### [Data excerpts]
● ● ● ●

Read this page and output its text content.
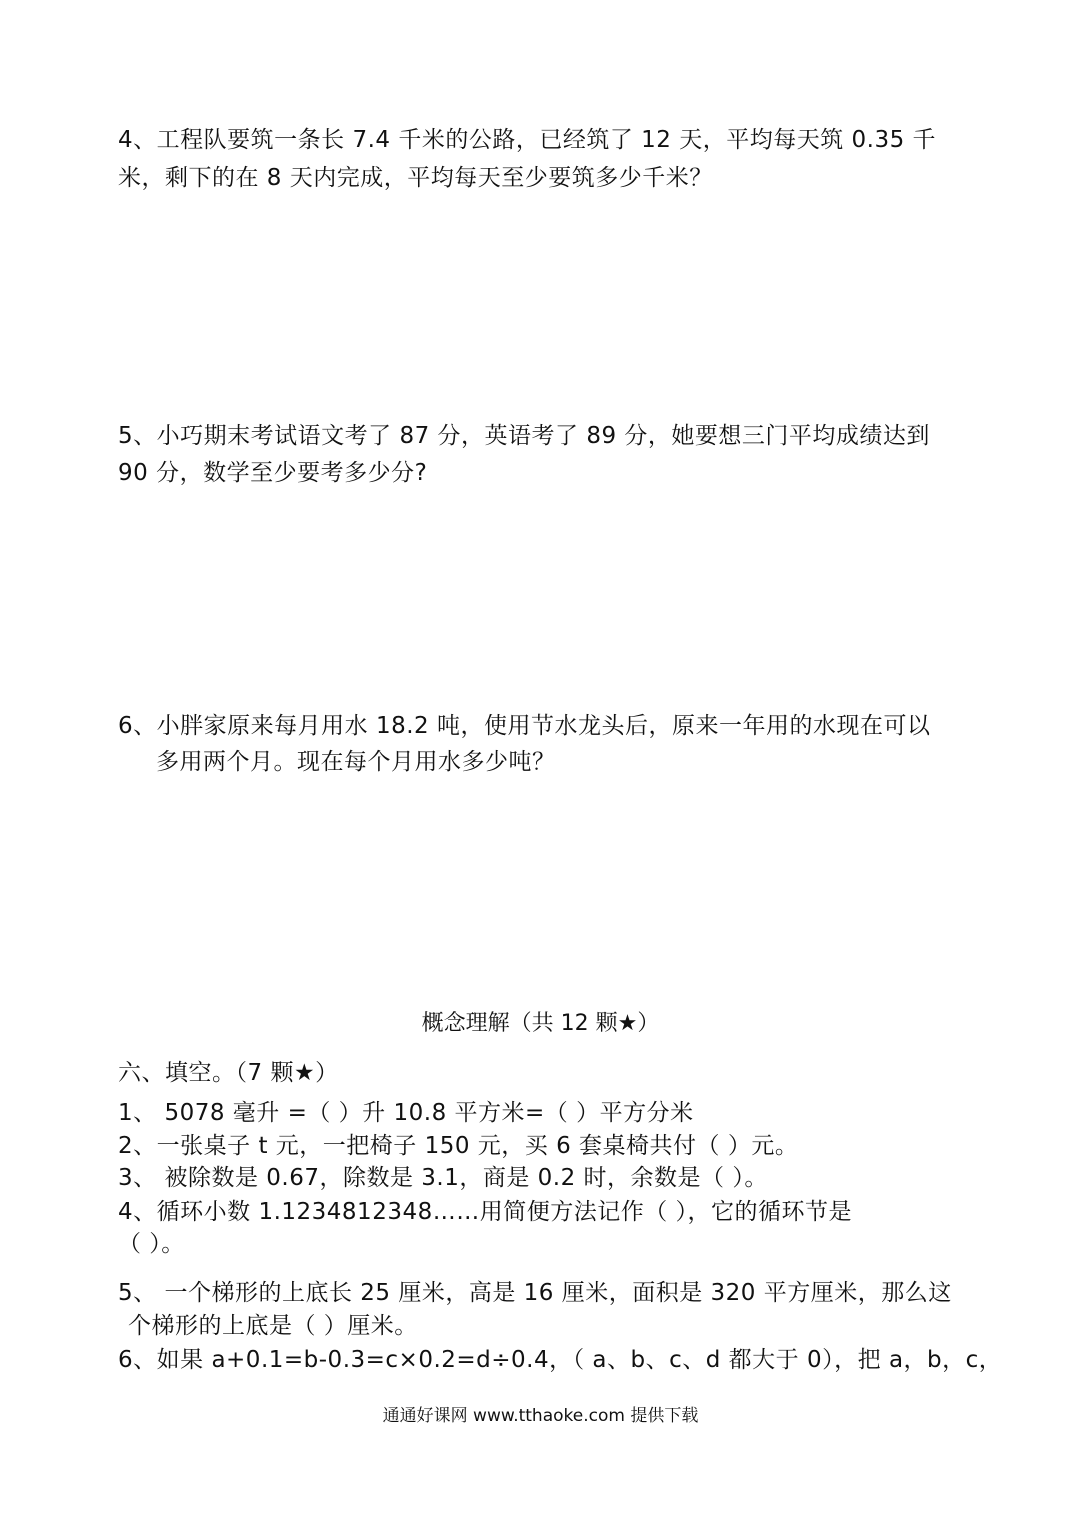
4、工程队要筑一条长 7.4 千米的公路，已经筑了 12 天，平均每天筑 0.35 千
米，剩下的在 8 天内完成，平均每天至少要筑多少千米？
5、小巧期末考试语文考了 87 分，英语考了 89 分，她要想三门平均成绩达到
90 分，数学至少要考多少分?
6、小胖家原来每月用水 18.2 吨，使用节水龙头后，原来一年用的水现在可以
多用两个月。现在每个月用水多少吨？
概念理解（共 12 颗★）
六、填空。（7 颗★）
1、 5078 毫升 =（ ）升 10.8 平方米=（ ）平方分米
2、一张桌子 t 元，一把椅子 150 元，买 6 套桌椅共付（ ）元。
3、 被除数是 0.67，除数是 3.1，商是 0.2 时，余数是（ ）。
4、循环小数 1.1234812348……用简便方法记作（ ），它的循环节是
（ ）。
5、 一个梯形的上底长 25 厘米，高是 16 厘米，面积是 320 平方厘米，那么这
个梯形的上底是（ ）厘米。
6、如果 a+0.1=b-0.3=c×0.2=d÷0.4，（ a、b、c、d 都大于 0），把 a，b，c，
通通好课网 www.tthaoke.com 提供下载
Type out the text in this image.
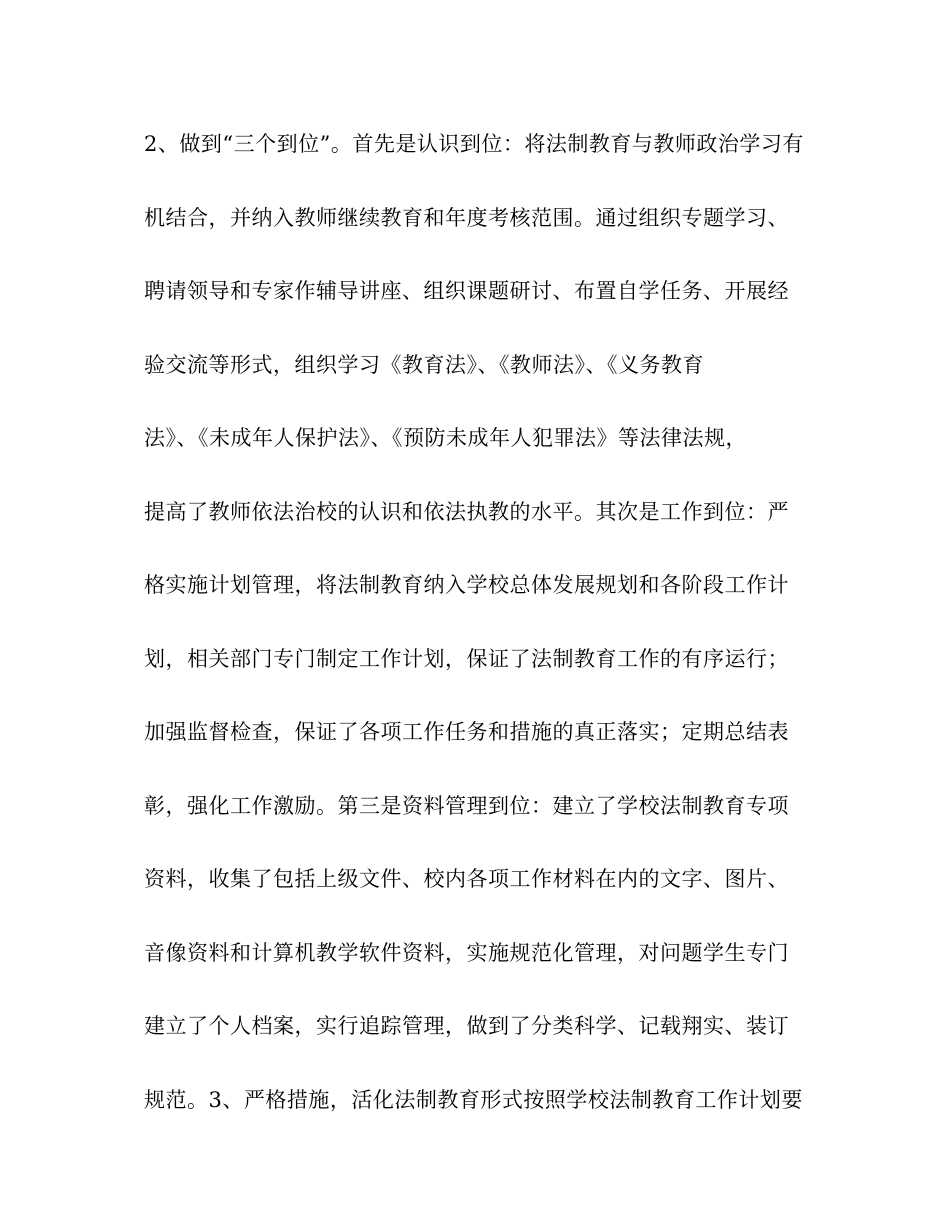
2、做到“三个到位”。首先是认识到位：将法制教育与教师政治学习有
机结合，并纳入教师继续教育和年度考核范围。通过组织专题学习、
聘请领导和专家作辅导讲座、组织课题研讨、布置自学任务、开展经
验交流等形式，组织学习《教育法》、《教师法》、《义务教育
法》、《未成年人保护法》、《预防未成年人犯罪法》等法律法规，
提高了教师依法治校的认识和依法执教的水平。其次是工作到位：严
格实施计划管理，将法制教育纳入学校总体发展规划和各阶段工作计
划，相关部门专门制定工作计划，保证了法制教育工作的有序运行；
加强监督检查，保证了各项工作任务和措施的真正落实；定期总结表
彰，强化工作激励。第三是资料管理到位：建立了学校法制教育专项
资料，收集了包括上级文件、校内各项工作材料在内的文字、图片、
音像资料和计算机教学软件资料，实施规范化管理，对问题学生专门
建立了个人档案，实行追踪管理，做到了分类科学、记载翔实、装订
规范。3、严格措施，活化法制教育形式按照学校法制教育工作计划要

● ● ● ●

### [What to do]
Repeat the line containing "Type out the text in this image." and every line after it up to the end of the material above, exactly as they stand, minus the pictures.

### [Complete answer]
Type out the text in this image.
2、做到“三个到位”。首先是认识到位：将法制教育与教师政治学习有
机结合，并纳入教师继续教育和年度考核范围。通过组织专题学习、
聘请领导和专家作辅导讲座、组织课题研讨、布置自学任务、开展经
验交流等形式，组织学习《教育法》、《教师法》、《义务教育
法》、《未成年人保护法》、《预防未成年人犯罪法》等法律法规，
提高了教师依法治校的认识和依法执教的水平。其次是工作到位：严
格实施计划管理，将法制教育纳入学校总体发展规划和各阶段工作计
划，相关部门专门制定工作计划，保证了法制教育工作的有序运行；
加强监督检查，保证了各项工作任务和措施的真正落实；定期总结表
彰，强化工作激励。第三是资料管理到位：建立了学校法制教育专项
资料，收集了包括上级文件、校内各项工作材料在内的文字、图片、
音像资料和计算机教学软件资料，实施规范化管理，对问题学生专门
建立了个人档案，实行追踪管理，做到了分类科学、记载翔实、装订
规范。3、严格措施，活化法制教育形式按照学校法制教育工作计划要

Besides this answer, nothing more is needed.